◆ **Stated task**: Wherever the word "distance" appears in a line, copy that line.

— Start Records supplied —

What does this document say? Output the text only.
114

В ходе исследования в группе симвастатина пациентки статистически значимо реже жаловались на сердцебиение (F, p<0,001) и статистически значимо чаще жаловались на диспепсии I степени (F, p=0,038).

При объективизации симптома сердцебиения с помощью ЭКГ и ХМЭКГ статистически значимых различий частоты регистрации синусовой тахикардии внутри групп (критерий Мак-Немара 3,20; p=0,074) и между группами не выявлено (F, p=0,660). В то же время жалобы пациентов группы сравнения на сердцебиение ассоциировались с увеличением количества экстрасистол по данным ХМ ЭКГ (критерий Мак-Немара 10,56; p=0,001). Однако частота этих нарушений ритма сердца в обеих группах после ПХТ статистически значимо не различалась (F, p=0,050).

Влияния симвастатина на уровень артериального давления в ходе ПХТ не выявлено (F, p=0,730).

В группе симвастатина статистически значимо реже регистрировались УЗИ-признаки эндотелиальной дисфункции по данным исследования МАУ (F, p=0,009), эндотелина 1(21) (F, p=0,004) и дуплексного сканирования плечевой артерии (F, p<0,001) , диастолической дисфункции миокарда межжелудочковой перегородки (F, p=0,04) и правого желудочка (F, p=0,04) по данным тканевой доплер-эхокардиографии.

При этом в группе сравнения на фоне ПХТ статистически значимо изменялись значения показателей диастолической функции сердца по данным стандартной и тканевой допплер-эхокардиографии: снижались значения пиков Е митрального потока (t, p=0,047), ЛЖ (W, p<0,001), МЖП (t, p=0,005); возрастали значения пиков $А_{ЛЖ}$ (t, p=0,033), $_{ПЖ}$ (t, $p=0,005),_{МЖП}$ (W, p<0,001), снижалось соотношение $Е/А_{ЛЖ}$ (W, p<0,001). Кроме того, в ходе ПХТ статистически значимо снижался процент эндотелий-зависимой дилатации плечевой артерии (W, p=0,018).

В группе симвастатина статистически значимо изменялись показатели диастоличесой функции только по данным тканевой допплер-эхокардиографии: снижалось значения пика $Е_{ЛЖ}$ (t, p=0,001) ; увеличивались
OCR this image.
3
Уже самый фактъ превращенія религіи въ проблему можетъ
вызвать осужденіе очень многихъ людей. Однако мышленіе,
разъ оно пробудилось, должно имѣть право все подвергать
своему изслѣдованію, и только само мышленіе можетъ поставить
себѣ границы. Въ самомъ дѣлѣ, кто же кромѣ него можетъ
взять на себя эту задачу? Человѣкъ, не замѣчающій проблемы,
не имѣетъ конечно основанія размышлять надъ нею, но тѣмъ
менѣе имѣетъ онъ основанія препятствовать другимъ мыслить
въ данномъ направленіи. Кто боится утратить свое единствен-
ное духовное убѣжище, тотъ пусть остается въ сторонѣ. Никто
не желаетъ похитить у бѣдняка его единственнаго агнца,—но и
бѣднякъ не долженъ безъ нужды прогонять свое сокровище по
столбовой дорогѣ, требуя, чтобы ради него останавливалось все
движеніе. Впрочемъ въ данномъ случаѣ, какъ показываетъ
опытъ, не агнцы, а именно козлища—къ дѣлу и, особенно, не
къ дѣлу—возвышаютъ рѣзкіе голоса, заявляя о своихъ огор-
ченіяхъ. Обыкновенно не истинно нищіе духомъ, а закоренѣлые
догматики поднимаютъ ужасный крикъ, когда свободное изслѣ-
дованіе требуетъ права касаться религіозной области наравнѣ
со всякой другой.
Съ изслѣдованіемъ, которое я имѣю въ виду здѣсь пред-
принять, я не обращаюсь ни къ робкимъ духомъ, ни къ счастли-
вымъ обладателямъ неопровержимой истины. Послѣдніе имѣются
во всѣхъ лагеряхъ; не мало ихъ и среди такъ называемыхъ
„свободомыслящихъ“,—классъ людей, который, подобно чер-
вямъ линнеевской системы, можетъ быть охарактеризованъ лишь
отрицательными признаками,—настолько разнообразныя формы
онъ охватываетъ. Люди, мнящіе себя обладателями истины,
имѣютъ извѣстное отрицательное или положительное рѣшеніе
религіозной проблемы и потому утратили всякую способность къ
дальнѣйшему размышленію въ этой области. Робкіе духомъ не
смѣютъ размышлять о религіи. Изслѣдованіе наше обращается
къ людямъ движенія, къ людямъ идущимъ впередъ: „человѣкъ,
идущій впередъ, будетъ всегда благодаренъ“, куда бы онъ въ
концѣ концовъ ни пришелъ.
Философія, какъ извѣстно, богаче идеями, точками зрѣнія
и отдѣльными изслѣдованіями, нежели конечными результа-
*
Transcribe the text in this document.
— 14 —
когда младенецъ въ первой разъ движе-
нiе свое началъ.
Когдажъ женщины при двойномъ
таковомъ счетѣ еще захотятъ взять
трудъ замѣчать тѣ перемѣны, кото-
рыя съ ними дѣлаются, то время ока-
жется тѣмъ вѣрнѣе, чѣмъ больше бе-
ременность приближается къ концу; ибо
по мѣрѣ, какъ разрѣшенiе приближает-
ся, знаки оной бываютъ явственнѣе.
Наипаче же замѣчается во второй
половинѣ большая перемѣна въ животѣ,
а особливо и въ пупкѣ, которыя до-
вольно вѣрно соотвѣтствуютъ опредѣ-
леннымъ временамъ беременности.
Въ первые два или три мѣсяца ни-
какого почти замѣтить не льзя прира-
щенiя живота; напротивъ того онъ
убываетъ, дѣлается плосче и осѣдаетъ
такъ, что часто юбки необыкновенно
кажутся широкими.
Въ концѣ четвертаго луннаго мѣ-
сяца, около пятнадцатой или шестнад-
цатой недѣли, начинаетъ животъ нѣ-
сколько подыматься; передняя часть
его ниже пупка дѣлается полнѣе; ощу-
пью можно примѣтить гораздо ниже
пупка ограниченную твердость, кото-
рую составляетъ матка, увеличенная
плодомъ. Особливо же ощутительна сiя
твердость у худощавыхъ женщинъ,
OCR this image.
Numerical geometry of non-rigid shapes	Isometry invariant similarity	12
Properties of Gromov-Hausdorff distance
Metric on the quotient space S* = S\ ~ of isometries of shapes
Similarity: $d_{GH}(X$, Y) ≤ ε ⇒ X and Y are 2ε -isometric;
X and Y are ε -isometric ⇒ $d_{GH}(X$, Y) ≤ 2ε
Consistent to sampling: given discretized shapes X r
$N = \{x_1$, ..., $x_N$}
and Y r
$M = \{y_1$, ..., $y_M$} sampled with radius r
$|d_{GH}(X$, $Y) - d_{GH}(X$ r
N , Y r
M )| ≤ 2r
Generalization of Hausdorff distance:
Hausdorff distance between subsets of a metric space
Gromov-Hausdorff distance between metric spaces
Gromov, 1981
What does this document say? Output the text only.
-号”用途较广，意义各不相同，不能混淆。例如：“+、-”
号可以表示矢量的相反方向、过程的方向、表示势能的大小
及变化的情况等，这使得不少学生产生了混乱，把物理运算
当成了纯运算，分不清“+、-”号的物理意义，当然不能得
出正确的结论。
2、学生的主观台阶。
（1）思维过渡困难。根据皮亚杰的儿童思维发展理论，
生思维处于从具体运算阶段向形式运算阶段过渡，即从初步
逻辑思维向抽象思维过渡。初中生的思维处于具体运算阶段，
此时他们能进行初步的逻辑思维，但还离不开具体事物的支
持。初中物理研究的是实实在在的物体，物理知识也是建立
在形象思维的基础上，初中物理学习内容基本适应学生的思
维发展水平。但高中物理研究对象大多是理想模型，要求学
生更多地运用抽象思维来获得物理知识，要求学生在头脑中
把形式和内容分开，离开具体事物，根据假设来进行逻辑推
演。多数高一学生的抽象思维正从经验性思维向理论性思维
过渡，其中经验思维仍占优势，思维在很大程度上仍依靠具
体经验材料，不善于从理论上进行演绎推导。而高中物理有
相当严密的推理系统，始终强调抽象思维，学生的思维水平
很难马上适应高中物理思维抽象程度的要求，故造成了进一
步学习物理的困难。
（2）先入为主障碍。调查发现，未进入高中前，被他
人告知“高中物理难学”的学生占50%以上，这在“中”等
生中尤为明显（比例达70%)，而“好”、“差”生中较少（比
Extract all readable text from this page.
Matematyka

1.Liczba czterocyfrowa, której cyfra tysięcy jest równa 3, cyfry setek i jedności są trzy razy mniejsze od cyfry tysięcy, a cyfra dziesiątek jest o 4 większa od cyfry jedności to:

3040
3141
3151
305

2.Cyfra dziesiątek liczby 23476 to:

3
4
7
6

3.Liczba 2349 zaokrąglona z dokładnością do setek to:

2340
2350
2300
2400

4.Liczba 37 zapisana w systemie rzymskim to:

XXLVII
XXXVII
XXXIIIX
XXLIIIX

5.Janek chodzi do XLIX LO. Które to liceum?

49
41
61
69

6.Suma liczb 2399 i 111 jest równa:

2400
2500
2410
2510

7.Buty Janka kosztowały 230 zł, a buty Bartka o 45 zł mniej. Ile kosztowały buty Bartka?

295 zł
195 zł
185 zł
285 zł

— End Records supplied —

◆ **Response to the task**:
Properties of Gromov-Hausdorff distance
Generalization of Hausdorff distance:
Hausdorff distance between subsets of a metric space
Gromov-Hausdorff distance between metric spaces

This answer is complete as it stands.